MATERIAL PROVIDED ::
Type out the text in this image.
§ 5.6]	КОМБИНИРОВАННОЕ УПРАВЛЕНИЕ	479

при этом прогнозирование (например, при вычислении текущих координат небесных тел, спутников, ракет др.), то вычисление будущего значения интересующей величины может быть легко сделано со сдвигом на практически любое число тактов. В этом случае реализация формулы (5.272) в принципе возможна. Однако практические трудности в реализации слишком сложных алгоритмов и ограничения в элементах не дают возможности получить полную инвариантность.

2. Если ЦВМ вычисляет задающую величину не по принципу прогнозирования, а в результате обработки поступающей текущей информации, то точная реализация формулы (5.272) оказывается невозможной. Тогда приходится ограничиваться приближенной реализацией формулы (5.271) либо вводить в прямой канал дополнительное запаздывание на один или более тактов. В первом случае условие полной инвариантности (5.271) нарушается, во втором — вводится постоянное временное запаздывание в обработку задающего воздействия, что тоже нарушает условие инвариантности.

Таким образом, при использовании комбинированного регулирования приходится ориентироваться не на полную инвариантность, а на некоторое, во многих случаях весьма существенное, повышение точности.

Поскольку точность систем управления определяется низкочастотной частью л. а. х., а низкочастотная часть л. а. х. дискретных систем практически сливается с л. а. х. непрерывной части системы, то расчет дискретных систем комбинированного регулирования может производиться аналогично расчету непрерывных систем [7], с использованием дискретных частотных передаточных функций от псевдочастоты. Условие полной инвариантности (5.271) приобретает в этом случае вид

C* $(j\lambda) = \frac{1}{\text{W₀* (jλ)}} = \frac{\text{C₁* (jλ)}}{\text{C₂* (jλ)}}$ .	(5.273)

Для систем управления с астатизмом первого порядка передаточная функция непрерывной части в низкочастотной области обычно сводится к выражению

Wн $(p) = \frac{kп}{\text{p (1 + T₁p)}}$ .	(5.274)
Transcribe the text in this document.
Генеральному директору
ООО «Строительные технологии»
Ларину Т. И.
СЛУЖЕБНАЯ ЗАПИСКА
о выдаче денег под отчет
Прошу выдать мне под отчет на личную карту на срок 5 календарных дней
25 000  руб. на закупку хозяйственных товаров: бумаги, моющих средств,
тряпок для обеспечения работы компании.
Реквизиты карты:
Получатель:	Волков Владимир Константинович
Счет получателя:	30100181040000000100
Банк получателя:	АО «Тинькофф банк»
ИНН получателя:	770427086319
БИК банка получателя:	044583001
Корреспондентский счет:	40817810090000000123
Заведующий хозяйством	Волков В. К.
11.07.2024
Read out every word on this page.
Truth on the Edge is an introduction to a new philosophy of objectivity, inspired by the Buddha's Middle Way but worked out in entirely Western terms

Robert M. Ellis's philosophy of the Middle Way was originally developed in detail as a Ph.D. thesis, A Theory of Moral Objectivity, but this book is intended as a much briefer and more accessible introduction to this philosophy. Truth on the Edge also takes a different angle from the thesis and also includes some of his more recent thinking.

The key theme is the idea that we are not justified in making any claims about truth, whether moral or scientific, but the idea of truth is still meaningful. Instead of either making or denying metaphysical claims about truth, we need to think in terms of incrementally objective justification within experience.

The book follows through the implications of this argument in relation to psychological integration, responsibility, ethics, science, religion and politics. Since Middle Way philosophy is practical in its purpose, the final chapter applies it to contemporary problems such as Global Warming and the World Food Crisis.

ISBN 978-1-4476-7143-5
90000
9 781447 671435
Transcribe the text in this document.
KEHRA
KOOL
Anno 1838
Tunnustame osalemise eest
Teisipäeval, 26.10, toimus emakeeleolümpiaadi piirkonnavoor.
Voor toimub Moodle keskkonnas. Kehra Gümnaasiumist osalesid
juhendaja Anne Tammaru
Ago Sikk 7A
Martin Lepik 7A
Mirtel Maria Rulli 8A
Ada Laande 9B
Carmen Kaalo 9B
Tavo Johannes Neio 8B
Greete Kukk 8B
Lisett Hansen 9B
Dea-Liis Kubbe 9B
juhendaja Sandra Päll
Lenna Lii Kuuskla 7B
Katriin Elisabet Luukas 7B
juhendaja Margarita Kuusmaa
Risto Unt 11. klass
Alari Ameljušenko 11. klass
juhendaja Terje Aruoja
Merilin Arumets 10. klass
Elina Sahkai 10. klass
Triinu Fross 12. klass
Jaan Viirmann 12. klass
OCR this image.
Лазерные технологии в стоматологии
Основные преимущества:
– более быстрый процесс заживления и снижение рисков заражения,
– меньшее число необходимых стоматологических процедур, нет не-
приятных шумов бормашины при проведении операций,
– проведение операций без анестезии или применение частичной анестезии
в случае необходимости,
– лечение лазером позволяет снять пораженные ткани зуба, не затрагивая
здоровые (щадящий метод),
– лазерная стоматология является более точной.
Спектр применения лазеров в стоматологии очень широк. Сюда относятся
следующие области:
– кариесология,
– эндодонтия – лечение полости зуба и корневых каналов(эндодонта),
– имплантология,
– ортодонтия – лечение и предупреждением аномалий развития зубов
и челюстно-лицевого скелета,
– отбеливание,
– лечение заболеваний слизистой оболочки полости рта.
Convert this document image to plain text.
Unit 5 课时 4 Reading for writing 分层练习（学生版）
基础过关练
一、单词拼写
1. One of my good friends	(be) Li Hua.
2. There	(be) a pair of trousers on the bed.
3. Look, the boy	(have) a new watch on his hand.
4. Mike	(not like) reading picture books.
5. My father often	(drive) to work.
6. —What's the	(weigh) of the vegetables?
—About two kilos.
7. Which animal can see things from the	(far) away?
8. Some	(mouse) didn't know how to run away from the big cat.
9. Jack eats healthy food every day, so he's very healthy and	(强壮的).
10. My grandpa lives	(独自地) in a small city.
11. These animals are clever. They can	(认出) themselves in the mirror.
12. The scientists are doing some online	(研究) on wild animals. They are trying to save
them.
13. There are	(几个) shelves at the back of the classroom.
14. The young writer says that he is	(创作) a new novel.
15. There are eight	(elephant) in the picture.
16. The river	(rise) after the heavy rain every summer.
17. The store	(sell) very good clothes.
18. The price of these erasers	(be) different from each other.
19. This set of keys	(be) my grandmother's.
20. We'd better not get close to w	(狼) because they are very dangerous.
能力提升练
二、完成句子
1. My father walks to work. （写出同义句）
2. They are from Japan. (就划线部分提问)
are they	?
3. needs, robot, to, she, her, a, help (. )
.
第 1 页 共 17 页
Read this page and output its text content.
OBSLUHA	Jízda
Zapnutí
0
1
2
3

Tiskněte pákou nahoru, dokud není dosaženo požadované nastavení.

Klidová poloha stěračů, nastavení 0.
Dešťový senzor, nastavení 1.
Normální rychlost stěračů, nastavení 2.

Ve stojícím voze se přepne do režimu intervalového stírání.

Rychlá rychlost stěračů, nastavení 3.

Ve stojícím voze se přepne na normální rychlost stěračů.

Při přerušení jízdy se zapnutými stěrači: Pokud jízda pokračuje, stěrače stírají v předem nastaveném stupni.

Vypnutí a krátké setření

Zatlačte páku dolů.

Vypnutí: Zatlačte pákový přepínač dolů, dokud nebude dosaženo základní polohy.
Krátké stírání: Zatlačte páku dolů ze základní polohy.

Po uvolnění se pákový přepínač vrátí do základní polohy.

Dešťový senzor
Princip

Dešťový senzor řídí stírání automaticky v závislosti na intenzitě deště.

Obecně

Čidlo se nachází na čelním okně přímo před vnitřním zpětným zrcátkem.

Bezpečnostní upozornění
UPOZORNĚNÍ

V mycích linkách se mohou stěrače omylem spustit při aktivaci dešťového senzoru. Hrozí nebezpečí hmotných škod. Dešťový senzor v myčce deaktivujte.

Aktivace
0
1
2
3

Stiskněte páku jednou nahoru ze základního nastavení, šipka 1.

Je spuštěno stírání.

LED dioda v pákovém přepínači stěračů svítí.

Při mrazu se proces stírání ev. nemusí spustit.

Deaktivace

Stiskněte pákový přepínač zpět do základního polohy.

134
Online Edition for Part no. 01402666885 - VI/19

INSTRUCTION :: Track down every line of the material containing the string "frac", and copy it.

ANSWER TO THIS TASK ::
C* $(j\lambda) = \frac{1}{\text{W₀* (jλ)}} = \frac{\text{C₁* (jλ)}}{\text{C₂* (jλ)}}$ .	(5.273)
Wн $(p) = \frac{kп}{\text{p (1 + T₁p)}}$ .	(5.274)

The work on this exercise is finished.